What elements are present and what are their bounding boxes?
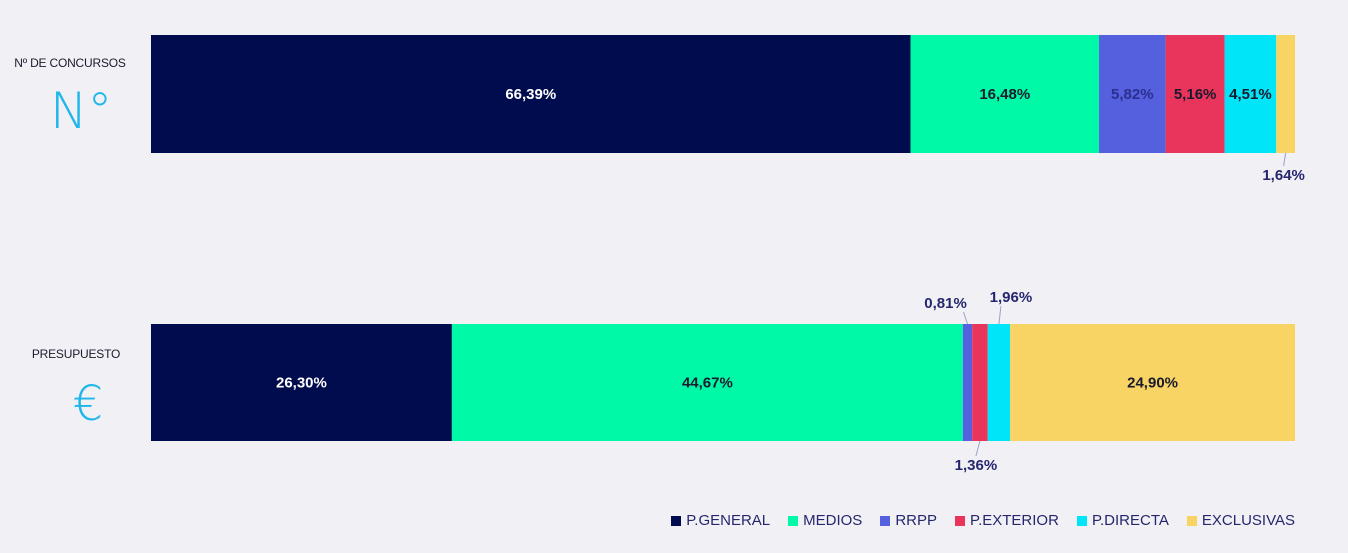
data-label: 1,64% [1262, 167, 1305, 184]
legend-item-pexterior: P.EXTERIOR [955, 512, 1059, 529]
data-label: 44,67% [682, 375, 733, 392]
legend-item-medios: MEDIOS [788, 512, 862, 529]
category-label-concursos: Nº DE CONCURSOS [14, 56, 126, 70]
leader-line [1283, 152, 1287, 167]
bar-segment-pexterior-1 [972, 324, 988, 441]
legend-item-pdirecta: P.DIRECTA [1076, 512, 1169, 529]
data-label: 0,81% [924, 295, 967, 312]
legend-label: EXCLUSIVAS [1201, 512, 1295, 529]
data-label: 1,36% [955, 457, 998, 474]
category-label-presupuesto: PRESUPUESTO [31, 347, 121, 361]
bar-segment-pdirecta-0 [1224, 35, 1277, 153]
leader-line [975, 440, 981, 457]
legend-item-pgeneral: P.GENERAL [671, 512, 770, 529]
legend-label: RRPP [895, 512, 938, 529]
legend-item-exclusivas: EXCLUSIVAS [1186, 512, 1295, 529]
number-symbol-icon: N° [50, 82, 113, 140]
bar-segment-pgeneral-0 [151, 35, 911, 153]
bar-segment-rrpp-0 [1099, 35, 1166, 153]
legend-swatch [880, 515, 891, 526]
bar-segment-pexterior-0 [1165, 35, 1225, 153]
data-label: 24,90% [1127, 375, 1178, 392]
leader-line [963, 311, 969, 325]
data-label: 5,16% [1174, 86, 1217, 103]
legend-swatch [1076, 515, 1087, 526]
legend-label: P.GENERAL [686, 512, 771, 529]
legend-swatch [671, 515, 682, 526]
bar-segment-exclusivas-1 [1010, 324, 1295, 441]
bar-segment-pgeneral-1 [151, 324, 452, 441]
legend-item-rrpp: RRPP [880, 512, 937, 529]
data-label: 66,39% [505, 86, 556, 103]
data-label: 4,51% [1229, 86, 1272, 103]
legend-swatch [788, 515, 799, 526]
legend-swatch [955, 515, 966, 526]
legend-label: P.EXTERIOR [970, 512, 1059, 529]
bar-segment-medios-1 [451, 324, 963, 441]
euro-symbol-icon: € [72, 376, 104, 432]
bar-segment-exclusivas-0 [1276, 35, 1295, 153]
legend-label: P.DIRECTA [1091, 512, 1169, 529]
data-label: 16,48% [979, 86, 1030, 103]
bar-segment-rrpp-1 [962, 324, 973, 441]
bar-segment-medios-0 [910, 35, 1100, 153]
leader-line [998, 305, 1002, 325]
legend-label: MEDIOS [803, 512, 863, 529]
data-label: 1,96% [990, 289, 1033, 306]
data-label: 5,82% [1111, 86, 1154, 103]
bar-segment-pdirecta-1 [987, 324, 1011, 441]
legend: P.GENERAL MEDIOS RRPP P.EXTERIOR P.DIRECTA EX… [671, 512, 1295, 529]
legend-swatch [1186, 515, 1197, 526]
data-label: 26,30% [276, 375, 327, 392]
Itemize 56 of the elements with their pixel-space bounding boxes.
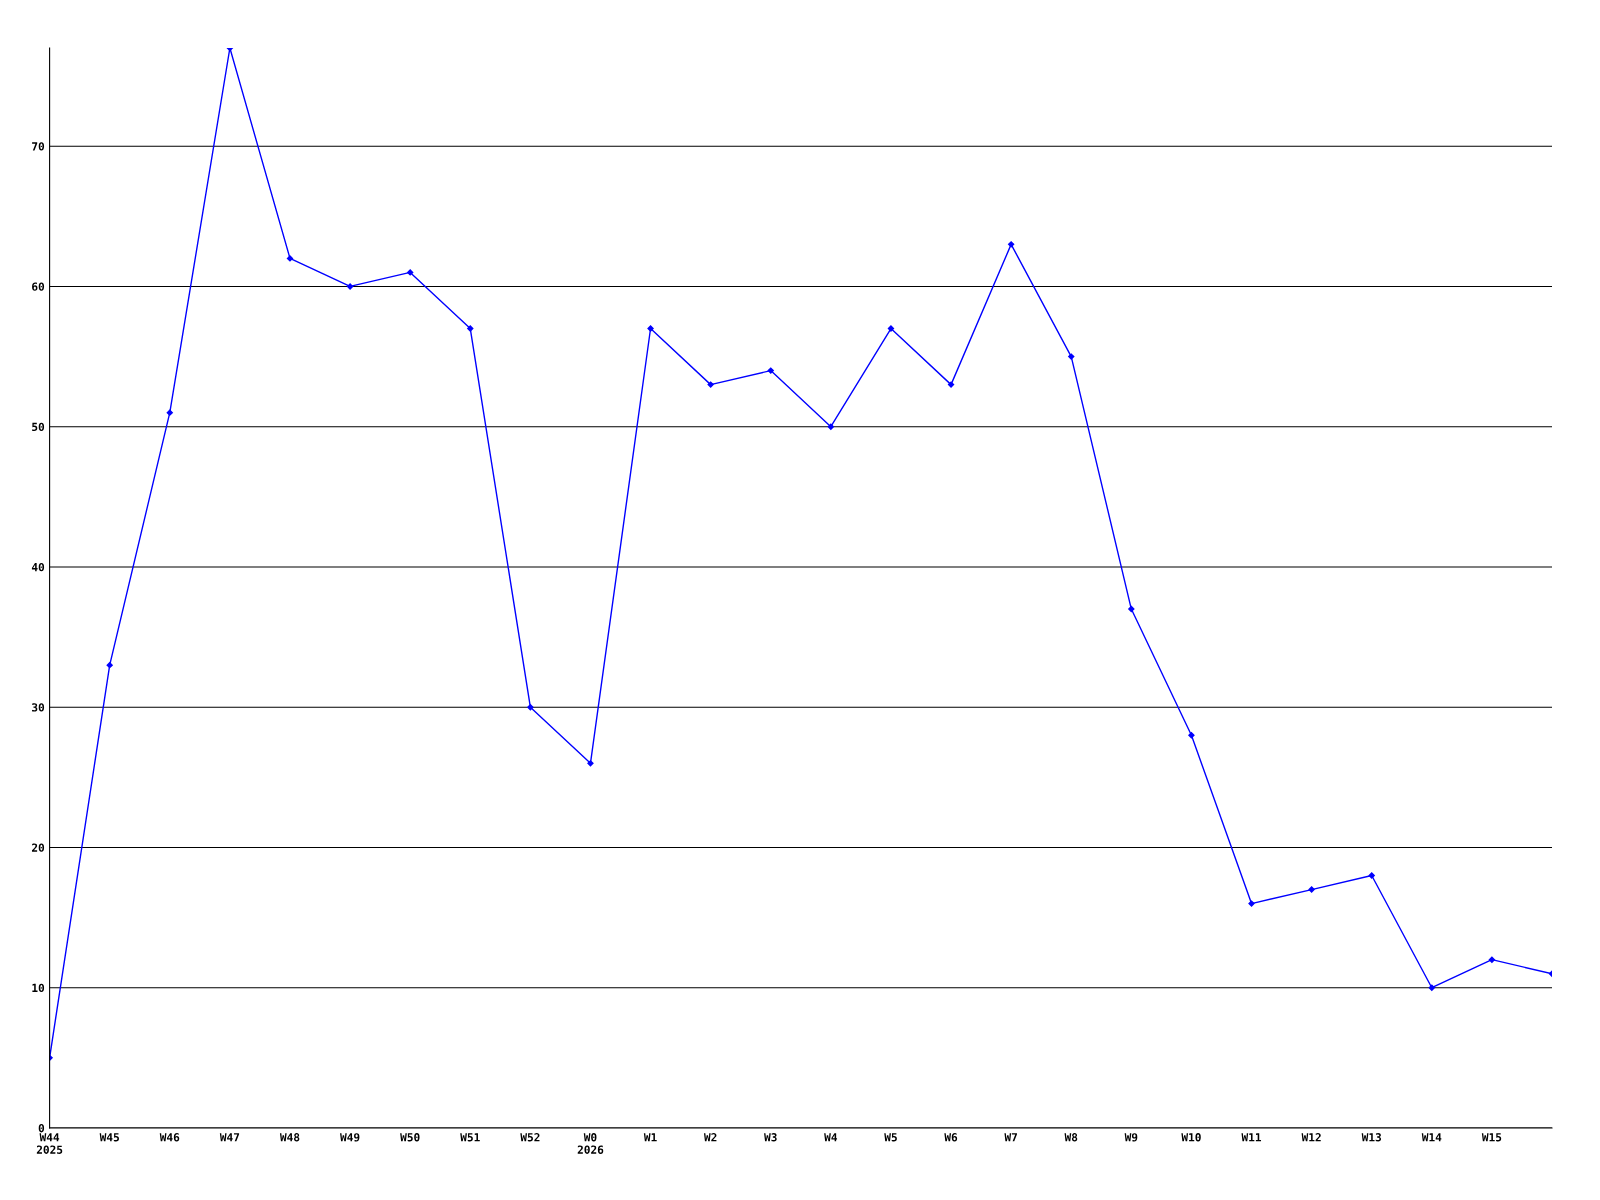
x-tick-label: W47	[219, 1133, 240, 1142]
x-tick-label: W50	[400, 1133, 420, 1142]
point	[346, 283, 354, 290]
point	[1007, 241, 1015, 248]
x-tick-label: W52	[520, 1133, 540, 1142]
point	[647, 325, 654, 332]
point	[767, 367, 774, 374]
point	[1128, 605, 1135, 613]
x-tick-label: W5	[884, 1133, 897, 1142]
x-tick-label: W49	[340, 1133, 360, 1142]
x-tick-label: W11	[1241, 1133, 1262, 1142]
point	[407, 269, 414, 276]
y-tick-label: 40	[31, 562, 45, 572]
x-tick-label: W14	[1421, 1133, 1442, 1142]
x-tick-label: W0 2026	[577, 1133, 604, 1154]
y-tick-label: 10	[32, 983, 45, 993]
x-tick-label: W48	[279, 1133, 300, 1142]
point	[106, 661, 113, 669]
point	[1428, 984, 1435, 991]
x-tick-label: W6	[944, 1133, 958, 1142]
x-tick-label: W3	[764, 1133, 777, 1142]
x-tick-label: W1	[643, 1133, 657, 1142]
x-tick-label: W7	[1004, 1133, 1017, 1142]
point	[1308, 886, 1315, 893]
point	[527, 704, 534, 711]
point	[707, 381, 714, 388]
point	[1368, 872, 1375, 879]
point	[286, 255, 294, 262]
point	[467, 325, 474, 332]
x-tick-label: W44 2025	[36, 1133, 63, 1154]
point	[827, 423, 834, 430]
y-tick-label: 60	[32, 282, 45, 291]
x-tick-label: W9	[1124, 1133, 1138, 1142]
x-tick-label: W4	[824, 1133, 838, 1142]
point	[1488, 956, 1496, 963]
x-tick-label: W12	[1301, 1133, 1321, 1142]
point	[1248, 900, 1255, 907]
y-tick-label: 20	[31, 843, 45, 852]
x-tick-label: W8	[1064, 1133, 1078, 1142]
point	[887, 325, 895, 332]
x-tick-label: W15	[1481, 1133, 1502, 1142]
y-tick-label: 50	[32, 422, 45, 432]
point	[1068, 353, 1075, 360]
x-tick-label: W2	[703, 1133, 717, 1142]
x-tick-label: W13	[1361, 1133, 1382, 1142]
y-tick-label: 0	[38, 1123, 45, 1133]
point	[947, 381, 955, 388]
point	[166, 409, 173, 416]
point	[587, 760, 594, 767]
point	[1188, 732, 1195, 739]
x-tick-label: W10	[1181, 1133, 1201, 1142]
y-tick-label: 30	[32, 703, 45, 712]
y-tick-label: 70	[32, 142, 45, 151]
x-tick-label: W51	[460, 1133, 480, 1142]
x-tick-label: W45	[99, 1133, 119, 1142]
x-tick-label: W46	[159, 1133, 180, 1142]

→ **GOAL**
Reproduce every line of the listing above, word for word, leaving out the pictures.

→ **ANSWER IN FULL**
What elements are present and what are their bounding boxes?
data-label: 1,64% [1262, 167, 1305, 184]
legend-item-pexterior: P.EXTERIOR [955, 512, 1059, 529]
data-label: 44,67% [682, 375, 733, 392]
legend-item-medios: MEDIOS [788, 512, 862, 529]
category-label-concursos: Nº DE CONCURSOS [14, 56, 126, 70]
leader-line [1283, 152, 1287, 167]
bar-segment-pexterior-1 [972, 324, 988, 441]
legend-item-pdirecta: P.DIRECTA [1076, 512, 1169, 529]
data-label: 0,81% [924, 295, 967, 312]
legend-label: EXCLUSIVAS [1201, 512, 1295, 529]
data-label: 1,36% [955, 457, 998, 474]
category-label-presupuesto: PRESUPUESTO [31, 347, 121, 361]
bar-segment-pdirecta-0 [1224, 35, 1277, 153]
leader-line [975, 440, 981, 457]
legend-item-pgeneral: P.GENERAL [671, 512, 770, 529]
legend-label: RRPP [895, 512, 938, 529]
legend-item-exclusivas: EXCLUSIVAS [1186, 512, 1295, 529]
number-symbol-icon: N° [50, 82, 113, 140]
bar-segment-pgeneral-0 [151, 35, 911, 153]
bar-segment-rrpp-0 [1099, 35, 1166, 153]
legend-swatch [880, 515, 891, 526]
bar-segment-pexterior-0 [1165, 35, 1225, 153]
data-label: 24,90% [1127, 375, 1178, 392]
leader-line [963, 311, 969, 325]
data-label: 5,16% [1174, 86, 1217, 103]
legend-swatch [1076, 515, 1087, 526]
legend-label: P.GENERAL [686, 512, 771, 529]
legend-swatch [671, 515, 682, 526]
bar-segment-exclusivas-1 [1010, 324, 1295, 441]
bar-segment-pgeneral-1 [151, 324, 452, 441]
legend-item-rrpp: RRPP [880, 512, 937, 529]
data-label: 66,39% [505, 86, 556, 103]
data-label: 4,51% [1229, 86, 1272, 103]
legend-swatch [788, 515, 799, 526]
legend-swatch [955, 515, 966, 526]
legend-label: P.EXTERIOR [970, 512, 1059, 529]
bar-segment-medios-1 [451, 324, 963, 441]
euro-symbol-icon: € [72, 376, 104, 432]
bar-segment-exclusivas-0 [1276, 35, 1295, 153]
legend-label: P.DIRECTA [1091, 512, 1169, 529]
data-label: 16,48% [979, 86, 1030, 103]
bar-segment-rrpp-1 [962, 324, 973, 441]
bar-segment-medios-0 [910, 35, 1100, 153]
leader-line [998, 305, 1002, 325]
legend-label: MEDIOS [803, 512, 863, 529]
data-label: 1,96% [990, 289, 1033, 306]
data-label: 5,82% [1111, 86, 1154, 103]
bar-segment-pdirecta-1 [987, 324, 1011, 441]
legend: P.GENERAL MEDIOS RRPP P.EXTERIOR P.DIRECTA EX… [671, 512, 1295, 529]
legend-swatch [1186, 515, 1197, 526]
data-label: 26,30% [276, 375, 327, 392]
Itemize 56 of the elements with their pixel-space bounding boxes.
x-tick-label: W47	[219, 1133, 240, 1142]
x-tick-label: W50	[400, 1133, 420, 1142]
point	[346, 283, 354, 290]
point	[1007, 241, 1015, 248]
x-tick-label: W52	[520, 1133, 540, 1142]
point	[647, 325, 654, 332]
point	[767, 367, 774, 374]
point	[1128, 605, 1135, 613]
x-tick-label: W5	[884, 1133, 897, 1142]
x-tick-label: W49	[340, 1133, 360, 1142]
x-tick-label: W11	[1241, 1133, 1262, 1142]
point	[407, 269, 414, 276]
y-tick-label: 40	[31, 562, 45, 572]
x-tick-label: W14	[1421, 1133, 1442, 1142]
x-tick-label: W0 2026	[577, 1133, 604, 1154]
y-tick-label: 10	[32, 983, 45, 993]
x-tick-label: W48	[279, 1133, 300, 1142]
point	[106, 661, 113, 669]
point	[1428, 984, 1435, 991]
x-tick-label: W6	[944, 1133, 958, 1142]
x-tick-label: W3	[764, 1133, 777, 1142]
x-tick-label: W1	[643, 1133, 657, 1142]
x-tick-label: W7	[1004, 1133, 1017, 1142]
point	[1308, 886, 1315, 893]
point	[527, 704, 534, 711]
point	[707, 381, 714, 388]
point	[1368, 872, 1375, 879]
point	[286, 255, 294, 262]
point	[467, 325, 474, 332]
x-tick-label: W44 2025	[36, 1133, 63, 1154]
point	[827, 423, 834, 430]
y-tick-label: 60	[32, 282, 45, 291]
x-tick-label: W9	[1124, 1133, 1138, 1142]
x-tick-label: W4	[824, 1133, 838, 1142]
point	[1488, 956, 1496, 963]
x-tick-label: W12	[1301, 1133, 1321, 1142]
point	[1248, 900, 1255, 907]
y-tick-label: 20	[31, 843, 45, 852]
x-tick-label: W8	[1064, 1133, 1078, 1142]
point	[887, 325, 895, 332]
x-tick-label: W15	[1481, 1133, 1502, 1142]
y-tick-label: 50	[32, 422, 45, 432]
point	[1068, 353, 1075, 360]
x-tick-label: W2	[703, 1133, 717, 1142]
x-tick-label: W13	[1361, 1133, 1382, 1142]
y-tick-label: 0	[38, 1123, 45, 1133]
point	[947, 381, 955, 388]
point	[166, 409, 173, 416]
point	[587, 760, 594, 767]
point	[1188, 732, 1195, 739]
x-tick-label: W10	[1181, 1133, 1201, 1142]
y-tick-label: 30	[32, 703, 45, 712]
y-tick-label: 70	[32, 142, 45, 151]
x-tick-label: W51	[460, 1133, 480, 1142]
x-tick-label: W45	[99, 1133, 119, 1142]
x-tick-label: W46	[159, 1133, 180, 1142]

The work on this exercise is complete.